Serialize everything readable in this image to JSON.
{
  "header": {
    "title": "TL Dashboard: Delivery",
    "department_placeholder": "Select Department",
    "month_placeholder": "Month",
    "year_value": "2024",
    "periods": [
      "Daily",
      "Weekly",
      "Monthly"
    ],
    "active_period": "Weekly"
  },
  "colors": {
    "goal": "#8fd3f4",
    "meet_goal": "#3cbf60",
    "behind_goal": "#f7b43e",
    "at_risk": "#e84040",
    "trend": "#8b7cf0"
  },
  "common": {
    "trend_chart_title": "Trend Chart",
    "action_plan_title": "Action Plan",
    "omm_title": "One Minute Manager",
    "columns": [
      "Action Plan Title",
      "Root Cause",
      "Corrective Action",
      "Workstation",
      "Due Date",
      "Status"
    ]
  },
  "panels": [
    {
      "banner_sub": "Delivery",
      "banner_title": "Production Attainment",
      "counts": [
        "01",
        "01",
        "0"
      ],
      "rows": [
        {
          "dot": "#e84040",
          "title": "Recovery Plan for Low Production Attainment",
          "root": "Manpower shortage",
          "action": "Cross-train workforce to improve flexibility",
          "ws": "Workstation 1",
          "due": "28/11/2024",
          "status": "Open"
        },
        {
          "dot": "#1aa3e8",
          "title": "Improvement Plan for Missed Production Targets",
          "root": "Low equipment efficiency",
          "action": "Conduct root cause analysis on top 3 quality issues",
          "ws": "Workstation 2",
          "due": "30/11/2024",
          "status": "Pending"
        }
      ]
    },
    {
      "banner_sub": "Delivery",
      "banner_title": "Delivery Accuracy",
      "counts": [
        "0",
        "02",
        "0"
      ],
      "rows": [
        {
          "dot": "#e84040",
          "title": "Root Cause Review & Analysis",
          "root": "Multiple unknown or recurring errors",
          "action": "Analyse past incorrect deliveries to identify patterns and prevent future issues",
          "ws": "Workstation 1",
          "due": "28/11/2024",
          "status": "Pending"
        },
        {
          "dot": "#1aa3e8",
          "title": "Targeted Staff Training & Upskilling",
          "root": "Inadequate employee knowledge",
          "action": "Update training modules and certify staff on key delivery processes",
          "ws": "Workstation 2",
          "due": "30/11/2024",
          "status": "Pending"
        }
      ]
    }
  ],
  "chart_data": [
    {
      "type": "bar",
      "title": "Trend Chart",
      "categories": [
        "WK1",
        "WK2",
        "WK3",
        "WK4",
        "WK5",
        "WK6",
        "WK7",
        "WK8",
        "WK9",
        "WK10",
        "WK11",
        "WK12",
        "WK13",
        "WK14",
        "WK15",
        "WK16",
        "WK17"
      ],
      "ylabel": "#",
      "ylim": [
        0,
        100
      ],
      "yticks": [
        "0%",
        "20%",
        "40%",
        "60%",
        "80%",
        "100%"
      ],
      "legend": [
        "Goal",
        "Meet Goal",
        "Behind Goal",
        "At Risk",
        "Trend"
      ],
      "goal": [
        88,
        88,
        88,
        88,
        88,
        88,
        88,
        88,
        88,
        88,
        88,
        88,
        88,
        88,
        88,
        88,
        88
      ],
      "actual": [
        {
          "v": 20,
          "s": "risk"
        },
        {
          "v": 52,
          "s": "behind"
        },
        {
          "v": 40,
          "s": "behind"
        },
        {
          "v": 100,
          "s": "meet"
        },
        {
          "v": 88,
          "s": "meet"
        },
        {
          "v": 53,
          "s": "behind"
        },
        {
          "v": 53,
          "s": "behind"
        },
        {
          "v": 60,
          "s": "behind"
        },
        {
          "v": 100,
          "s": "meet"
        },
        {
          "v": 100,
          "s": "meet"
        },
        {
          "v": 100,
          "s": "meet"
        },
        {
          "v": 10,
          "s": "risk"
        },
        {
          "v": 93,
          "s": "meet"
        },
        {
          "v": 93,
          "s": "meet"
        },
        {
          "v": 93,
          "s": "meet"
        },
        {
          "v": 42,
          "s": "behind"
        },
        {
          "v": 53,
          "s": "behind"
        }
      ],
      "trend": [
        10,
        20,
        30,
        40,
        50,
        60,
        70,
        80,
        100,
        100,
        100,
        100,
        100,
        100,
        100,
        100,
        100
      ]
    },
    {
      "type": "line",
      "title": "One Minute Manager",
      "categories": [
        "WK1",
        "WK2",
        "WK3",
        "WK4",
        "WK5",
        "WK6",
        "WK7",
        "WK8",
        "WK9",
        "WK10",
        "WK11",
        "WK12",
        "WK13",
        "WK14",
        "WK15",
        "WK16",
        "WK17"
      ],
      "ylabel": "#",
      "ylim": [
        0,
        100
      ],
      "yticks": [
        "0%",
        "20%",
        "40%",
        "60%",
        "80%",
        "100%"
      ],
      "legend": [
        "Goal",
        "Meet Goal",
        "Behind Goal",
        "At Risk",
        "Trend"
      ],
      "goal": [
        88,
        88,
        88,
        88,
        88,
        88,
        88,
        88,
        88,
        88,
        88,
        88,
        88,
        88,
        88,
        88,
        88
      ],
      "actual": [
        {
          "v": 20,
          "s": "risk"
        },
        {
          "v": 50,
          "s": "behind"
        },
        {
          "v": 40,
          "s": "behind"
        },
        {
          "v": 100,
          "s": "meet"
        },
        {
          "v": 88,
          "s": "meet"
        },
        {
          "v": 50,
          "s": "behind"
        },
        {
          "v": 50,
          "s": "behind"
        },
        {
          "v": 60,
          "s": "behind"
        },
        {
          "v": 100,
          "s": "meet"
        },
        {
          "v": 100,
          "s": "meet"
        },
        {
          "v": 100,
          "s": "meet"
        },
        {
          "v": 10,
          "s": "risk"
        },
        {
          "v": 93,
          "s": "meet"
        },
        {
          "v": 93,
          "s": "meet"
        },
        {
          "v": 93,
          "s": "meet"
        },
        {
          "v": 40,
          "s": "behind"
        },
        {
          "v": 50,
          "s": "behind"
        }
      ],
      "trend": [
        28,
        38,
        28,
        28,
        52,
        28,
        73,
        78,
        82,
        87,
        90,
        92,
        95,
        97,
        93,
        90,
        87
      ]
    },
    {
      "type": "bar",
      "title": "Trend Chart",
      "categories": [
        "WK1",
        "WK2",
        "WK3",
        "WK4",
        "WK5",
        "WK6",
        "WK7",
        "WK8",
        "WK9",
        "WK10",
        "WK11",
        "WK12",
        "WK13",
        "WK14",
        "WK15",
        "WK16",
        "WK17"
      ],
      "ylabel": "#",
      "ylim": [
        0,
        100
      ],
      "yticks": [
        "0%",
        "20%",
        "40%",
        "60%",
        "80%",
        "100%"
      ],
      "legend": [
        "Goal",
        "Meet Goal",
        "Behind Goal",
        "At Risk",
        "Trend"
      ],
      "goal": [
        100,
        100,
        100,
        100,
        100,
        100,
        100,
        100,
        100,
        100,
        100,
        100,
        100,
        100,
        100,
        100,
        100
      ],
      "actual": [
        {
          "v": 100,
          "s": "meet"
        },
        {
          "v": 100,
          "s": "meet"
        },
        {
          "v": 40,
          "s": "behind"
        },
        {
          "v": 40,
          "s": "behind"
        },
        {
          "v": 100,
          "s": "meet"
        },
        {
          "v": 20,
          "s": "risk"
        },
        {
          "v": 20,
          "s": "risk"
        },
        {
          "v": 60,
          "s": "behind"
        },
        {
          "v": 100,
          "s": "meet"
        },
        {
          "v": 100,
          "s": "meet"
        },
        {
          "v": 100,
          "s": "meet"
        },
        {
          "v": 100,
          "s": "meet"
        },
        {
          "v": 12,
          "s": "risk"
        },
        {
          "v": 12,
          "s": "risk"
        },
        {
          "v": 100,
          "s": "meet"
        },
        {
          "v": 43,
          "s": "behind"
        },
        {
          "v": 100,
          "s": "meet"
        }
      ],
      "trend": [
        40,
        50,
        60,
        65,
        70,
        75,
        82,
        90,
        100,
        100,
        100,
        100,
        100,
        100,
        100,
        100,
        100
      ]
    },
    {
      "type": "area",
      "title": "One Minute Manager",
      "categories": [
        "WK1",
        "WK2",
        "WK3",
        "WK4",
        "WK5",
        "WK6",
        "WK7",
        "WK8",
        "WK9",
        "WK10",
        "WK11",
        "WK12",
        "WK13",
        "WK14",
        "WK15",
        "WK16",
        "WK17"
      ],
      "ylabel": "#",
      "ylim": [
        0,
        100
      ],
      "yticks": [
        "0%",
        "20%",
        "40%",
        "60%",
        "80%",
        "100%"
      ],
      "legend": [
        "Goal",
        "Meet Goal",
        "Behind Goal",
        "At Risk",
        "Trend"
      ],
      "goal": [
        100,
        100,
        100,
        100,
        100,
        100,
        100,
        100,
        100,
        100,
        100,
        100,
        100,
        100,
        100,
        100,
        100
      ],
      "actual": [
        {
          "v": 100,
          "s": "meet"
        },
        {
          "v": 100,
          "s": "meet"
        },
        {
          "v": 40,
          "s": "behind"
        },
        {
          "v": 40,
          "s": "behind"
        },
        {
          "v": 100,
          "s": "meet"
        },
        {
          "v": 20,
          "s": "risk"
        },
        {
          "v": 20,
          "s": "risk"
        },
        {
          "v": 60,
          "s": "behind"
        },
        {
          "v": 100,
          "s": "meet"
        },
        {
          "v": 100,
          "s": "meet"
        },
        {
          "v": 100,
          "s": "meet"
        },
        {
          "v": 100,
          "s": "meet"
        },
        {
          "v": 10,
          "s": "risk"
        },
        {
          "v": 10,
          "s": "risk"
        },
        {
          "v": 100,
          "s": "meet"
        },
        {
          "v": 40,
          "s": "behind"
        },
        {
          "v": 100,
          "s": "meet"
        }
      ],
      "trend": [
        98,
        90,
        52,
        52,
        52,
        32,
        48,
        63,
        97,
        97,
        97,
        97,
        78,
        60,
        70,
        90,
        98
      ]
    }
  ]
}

────

**Work to complete:** Scan the material above for the string "Attainment" and report each line where you find it.

**Finished task:**
      "banner_title": "Production Attainment",
          "title": "Recovery Plan for Low Production Attainment",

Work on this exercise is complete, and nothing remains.